> THE INPUT

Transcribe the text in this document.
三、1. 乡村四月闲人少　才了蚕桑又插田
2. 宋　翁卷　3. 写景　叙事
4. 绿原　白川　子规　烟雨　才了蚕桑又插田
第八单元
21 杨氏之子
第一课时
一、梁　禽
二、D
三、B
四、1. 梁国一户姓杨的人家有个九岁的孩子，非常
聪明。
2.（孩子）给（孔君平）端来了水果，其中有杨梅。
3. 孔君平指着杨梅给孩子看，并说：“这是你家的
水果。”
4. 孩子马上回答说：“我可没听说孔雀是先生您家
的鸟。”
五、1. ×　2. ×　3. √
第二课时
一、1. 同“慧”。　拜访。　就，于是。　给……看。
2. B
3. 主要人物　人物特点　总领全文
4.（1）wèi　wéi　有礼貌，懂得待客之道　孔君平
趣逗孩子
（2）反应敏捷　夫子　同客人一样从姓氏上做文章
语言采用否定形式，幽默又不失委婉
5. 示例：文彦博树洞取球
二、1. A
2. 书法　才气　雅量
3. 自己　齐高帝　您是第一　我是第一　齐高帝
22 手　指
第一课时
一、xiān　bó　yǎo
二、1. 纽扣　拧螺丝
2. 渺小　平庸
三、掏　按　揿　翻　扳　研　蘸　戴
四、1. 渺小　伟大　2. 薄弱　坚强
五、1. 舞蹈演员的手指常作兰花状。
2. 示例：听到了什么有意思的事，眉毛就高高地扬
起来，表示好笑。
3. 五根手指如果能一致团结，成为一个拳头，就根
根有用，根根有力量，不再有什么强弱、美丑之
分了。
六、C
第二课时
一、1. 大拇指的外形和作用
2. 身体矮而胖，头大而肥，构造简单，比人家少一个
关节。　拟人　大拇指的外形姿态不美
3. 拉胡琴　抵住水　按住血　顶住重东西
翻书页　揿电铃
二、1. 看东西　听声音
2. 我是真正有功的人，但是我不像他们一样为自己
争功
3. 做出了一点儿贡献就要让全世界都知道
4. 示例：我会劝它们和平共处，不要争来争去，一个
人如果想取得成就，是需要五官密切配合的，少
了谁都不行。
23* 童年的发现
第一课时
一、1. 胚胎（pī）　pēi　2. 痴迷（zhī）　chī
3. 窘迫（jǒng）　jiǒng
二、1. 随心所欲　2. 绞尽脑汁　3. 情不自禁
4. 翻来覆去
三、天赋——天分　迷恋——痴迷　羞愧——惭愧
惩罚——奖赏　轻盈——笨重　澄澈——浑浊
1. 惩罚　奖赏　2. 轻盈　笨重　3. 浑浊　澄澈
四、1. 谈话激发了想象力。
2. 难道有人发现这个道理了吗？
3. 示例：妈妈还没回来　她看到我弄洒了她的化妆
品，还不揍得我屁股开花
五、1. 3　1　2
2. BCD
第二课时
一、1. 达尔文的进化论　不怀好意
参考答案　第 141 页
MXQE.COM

--

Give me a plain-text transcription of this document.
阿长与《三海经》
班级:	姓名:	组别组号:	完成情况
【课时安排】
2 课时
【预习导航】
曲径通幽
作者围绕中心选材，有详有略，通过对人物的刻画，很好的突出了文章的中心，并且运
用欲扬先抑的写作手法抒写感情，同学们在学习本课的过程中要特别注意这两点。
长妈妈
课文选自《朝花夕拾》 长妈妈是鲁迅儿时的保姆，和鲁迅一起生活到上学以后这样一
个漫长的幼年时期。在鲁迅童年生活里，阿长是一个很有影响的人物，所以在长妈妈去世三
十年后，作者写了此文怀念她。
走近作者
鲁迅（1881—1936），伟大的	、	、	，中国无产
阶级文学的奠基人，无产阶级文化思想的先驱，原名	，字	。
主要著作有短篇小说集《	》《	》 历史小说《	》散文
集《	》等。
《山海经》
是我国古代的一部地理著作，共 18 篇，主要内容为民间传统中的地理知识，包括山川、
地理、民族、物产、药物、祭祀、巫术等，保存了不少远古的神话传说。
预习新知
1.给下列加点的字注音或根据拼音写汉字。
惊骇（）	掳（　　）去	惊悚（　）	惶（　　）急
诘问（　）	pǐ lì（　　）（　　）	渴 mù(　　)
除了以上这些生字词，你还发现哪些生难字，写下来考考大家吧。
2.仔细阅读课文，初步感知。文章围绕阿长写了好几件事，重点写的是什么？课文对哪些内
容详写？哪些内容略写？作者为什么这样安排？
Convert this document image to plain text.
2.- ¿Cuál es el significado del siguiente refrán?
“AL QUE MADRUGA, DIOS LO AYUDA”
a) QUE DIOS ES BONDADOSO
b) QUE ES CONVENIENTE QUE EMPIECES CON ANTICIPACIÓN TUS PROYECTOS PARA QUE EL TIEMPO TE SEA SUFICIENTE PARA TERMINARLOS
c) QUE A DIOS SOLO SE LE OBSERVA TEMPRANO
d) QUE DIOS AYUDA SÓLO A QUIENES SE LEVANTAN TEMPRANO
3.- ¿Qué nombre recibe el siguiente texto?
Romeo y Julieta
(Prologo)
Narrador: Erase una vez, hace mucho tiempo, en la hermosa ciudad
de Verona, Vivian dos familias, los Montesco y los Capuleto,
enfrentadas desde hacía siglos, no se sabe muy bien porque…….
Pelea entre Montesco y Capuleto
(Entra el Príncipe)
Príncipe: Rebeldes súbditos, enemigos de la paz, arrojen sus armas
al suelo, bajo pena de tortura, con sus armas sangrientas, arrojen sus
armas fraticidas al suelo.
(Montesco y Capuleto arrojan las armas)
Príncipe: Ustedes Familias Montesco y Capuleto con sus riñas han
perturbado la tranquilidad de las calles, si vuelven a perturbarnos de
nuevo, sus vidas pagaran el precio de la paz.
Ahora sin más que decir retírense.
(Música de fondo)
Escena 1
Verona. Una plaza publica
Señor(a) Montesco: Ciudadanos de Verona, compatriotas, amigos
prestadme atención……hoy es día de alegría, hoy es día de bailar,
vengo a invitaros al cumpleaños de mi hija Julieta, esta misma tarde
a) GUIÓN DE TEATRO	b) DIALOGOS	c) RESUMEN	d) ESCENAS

---

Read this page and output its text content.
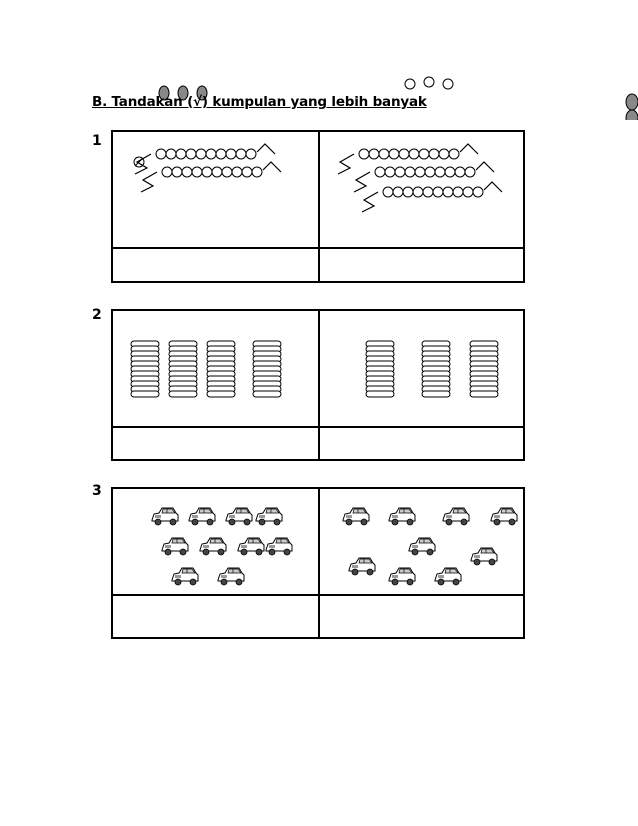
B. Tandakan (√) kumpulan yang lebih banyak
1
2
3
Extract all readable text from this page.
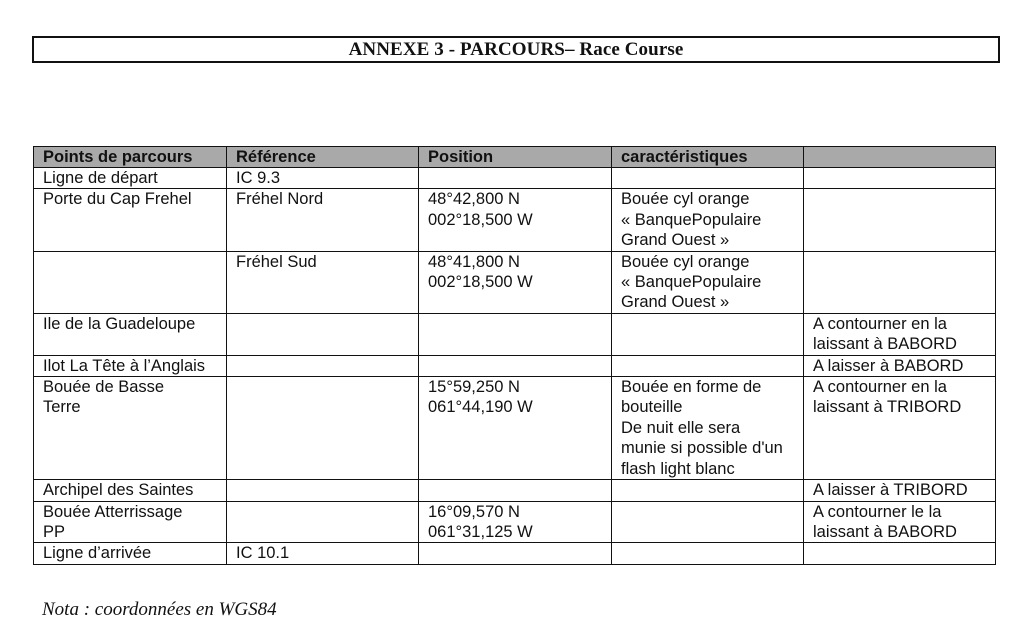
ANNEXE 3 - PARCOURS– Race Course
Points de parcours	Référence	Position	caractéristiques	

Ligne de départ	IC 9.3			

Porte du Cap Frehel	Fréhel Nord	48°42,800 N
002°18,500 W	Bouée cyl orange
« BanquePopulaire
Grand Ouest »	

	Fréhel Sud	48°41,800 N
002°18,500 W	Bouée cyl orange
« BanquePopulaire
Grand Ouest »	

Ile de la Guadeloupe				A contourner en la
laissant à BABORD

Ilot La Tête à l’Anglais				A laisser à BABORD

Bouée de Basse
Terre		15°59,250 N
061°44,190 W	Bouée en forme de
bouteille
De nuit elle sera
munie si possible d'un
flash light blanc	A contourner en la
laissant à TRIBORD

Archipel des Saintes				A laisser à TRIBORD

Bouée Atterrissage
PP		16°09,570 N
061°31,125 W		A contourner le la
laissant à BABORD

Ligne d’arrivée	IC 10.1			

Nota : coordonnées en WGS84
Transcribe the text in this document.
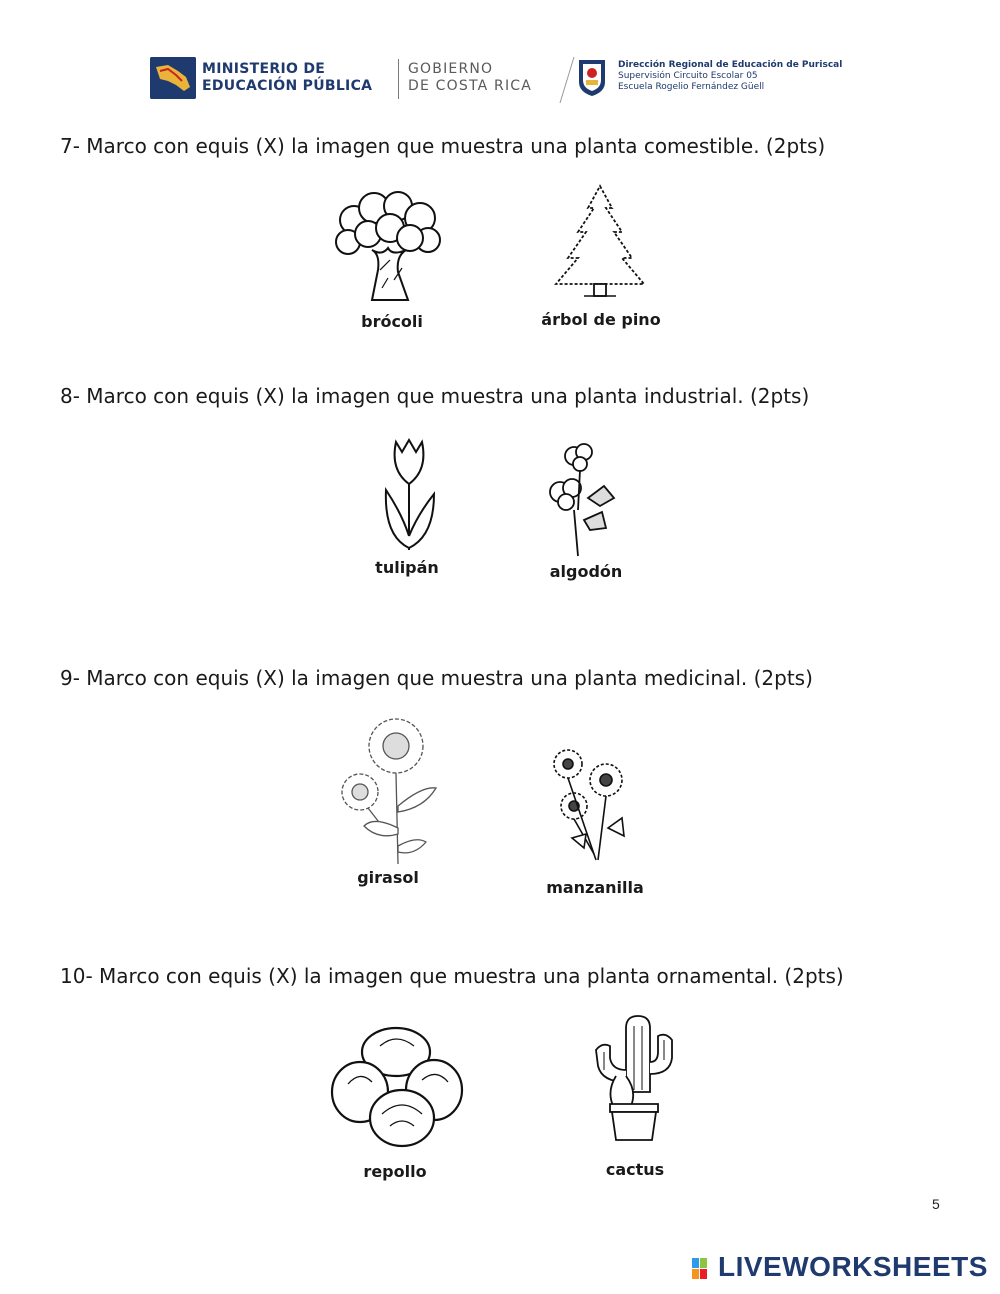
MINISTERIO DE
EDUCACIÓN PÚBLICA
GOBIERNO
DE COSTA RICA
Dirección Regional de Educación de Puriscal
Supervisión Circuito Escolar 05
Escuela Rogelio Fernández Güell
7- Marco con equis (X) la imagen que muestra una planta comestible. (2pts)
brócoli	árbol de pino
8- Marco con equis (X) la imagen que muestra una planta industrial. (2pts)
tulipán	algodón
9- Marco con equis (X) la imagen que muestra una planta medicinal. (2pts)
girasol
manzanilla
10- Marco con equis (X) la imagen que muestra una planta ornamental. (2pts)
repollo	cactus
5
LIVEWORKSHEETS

> TASK INSTRUCTIONS
Read the entries and show each line that mentions "armas".

> WRITTEN ANSWER
Príncipe: Rebeldes súbditos, enemigos de la paz, arrojen sus armas
al suelo, bajo pena de tortura, con sus armas sangrientas, arrojen sus
armas fraticidas al suelo.
(Montesco y Capuleto arrojan las armas)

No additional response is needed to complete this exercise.